WHAT YOU NEED TO DO: Repeat the records below exactly, leaving out every picture.

───── TASK DATA ─────

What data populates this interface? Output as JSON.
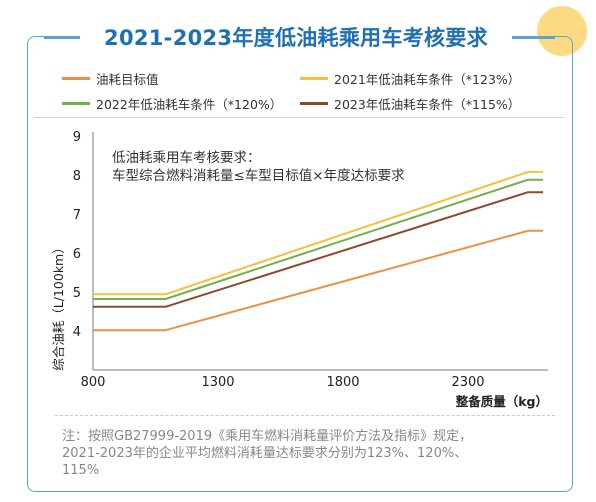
{
  "header": {
    "title": "2021-2023年度低油耗乘用车考核要求"
  },
  "legend": [
    {
      "label": "油耗目标值",
      "color": "#ee8f48"
    },
    {
      "label": "2021年低油耗车条件（*123%）",
      "color": "#f2c23a"
    },
    {
      "label": "2022年低油耗车条件（*120%）",
      "color": "#74ae4f"
    },
    {
      "label": "2023年低油耗车条件（*115%）",
      "color": "#8b4a2c"
    }
  ],
  "chart_data": {
    "type": "line",
    "xlabel": "整备质量（kg）",
    "ylabel": "综合油耗（L/100km）",
    "xlim": [
      800,
      2600
    ],
    "ylim": [
      3,
      9
    ],
    "xticks": [
      800,
      1300,
      1800,
      2300
    ],
    "yticks": [
      4,
      5,
      6,
      7,
      8,
      9
    ],
    "grid": false,
    "annotation": [
      "低油耗乘用车考核要求：",
      "车型综合燃料消耗量≤车型目标值×年度达标要求"
    ],
    "series": [
      {
        "name": "油耗目标值",
        "color": "#ee8f48",
        "x": [
          800,
          1090,
          2540,
          2600
        ],
        "y": [
          4.02,
          4.02,
          6.57,
          6.57
        ]
      },
      {
        "name": "2021年低油耗车条件（*123%）",
        "color": "#f2c23a",
        "x": [
          800,
          1090,
          2540,
          2600
        ],
        "y": [
          4.94,
          4.94,
          8.08,
          8.08
        ]
      },
      {
        "name": "2022年低油耗车条件（*120%）",
        "color": "#74ae4f",
        "x": [
          800,
          1090,
          2540,
          2600
        ],
        "y": [
          4.82,
          4.82,
          7.88,
          7.88
        ]
      },
      {
        "name": "2023年低油耗车条件（*115%）",
        "color": "#8b4a2c",
        "x": [
          800,
          1090,
          2540,
          2600
        ],
        "y": [
          4.62,
          4.62,
          7.56,
          7.56
        ]
      }
    ]
  },
  "note": {
    "line1": "注：按照GB27999-2019《乘用车燃料消耗量评价方法及指标》规定，",
    "line2": "2021-2023年的企业平均燃料消耗量达标要求分别为123%、120%、",
    "line3": "115%"
  }
}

─────

SOLVED EXERCISE:
What data populates this interface? Output as JSON.
{
  "header": {
    "title": "2021-2023年度低油耗乘用车考核要求"
  },
  "legend": [
    {
      "label": "油耗目标值",
      "color": "#ee8f48"
    },
    {
      "label": "2021年低油耗车条件（*123%）",
      "color": "#f2c23a"
    },
    {
      "label": "2022年低油耗车条件（*120%）",
      "color": "#74ae4f"
    },
    {
      "label": "2023年低油耗车条件（*115%）",
      "color": "#8b4a2c"
    }
  ],
  "chart_data": {
    "type": "line",
    "xlabel": "整备质量（kg）",
    "ylabel": "综合油耗（L/100km）",
    "xlim": [
      800,
      2600
    ],
    "ylim": [
      3,
      9
    ],
    "xticks": [
      800,
      1300,
      1800,
      2300
    ],
    "yticks": [
      4,
      5,
      6,
      7,
      8,
      9
    ],
    "grid": false,
    "annotation": [
      "低油耗乘用车考核要求：",
      "车型综合燃料消耗量≤车型目标值×年度达标要求"
    ],
    "series": [
      {
        "name": "油耗目标值",
        "color": "#ee8f48",
        "x": [
          800,
          1090,
          2540,
          2600
        ],
        "y": [
          4.02,
          4.02,
          6.57,
          6.57
        ]
      },
      {
        "name": "2021年低油耗车条件（*123%）",
        "color": "#f2c23a",
        "x": [
          800,
          1090,
          2540,
          2600
        ],
        "y": [
          4.94,
          4.94,
          8.08,
          8.08
        ]
      },
      {
        "name": "2022年低油耗车条件（*120%）",
        "color": "#74ae4f",
        "x": [
          800,
          1090,
          2540,
          2600
        ],
        "y": [
          4.82,
          4.82,
          7.88,
          7.88
        ]
      },
      {
        "name": "2023年低油耗车条件（*115%）",
        "color": "#8b4a2c",
        "x": [
          800,
          1090,
          2540,
          2600
        ],
        "y": [
          4.62,
          4.62,
          7.56,
          7.56
        ]
      }
    ]
  },
  "note": {
    "line1": "注：按照GB27999-2019《乘用车燃料消耗量评价方法及指标》规定，",
    "line2": "2021-2023年的企业平均燃料消耗量达标要求分别为123%、120%、",
    "line3": "115%"
  }
}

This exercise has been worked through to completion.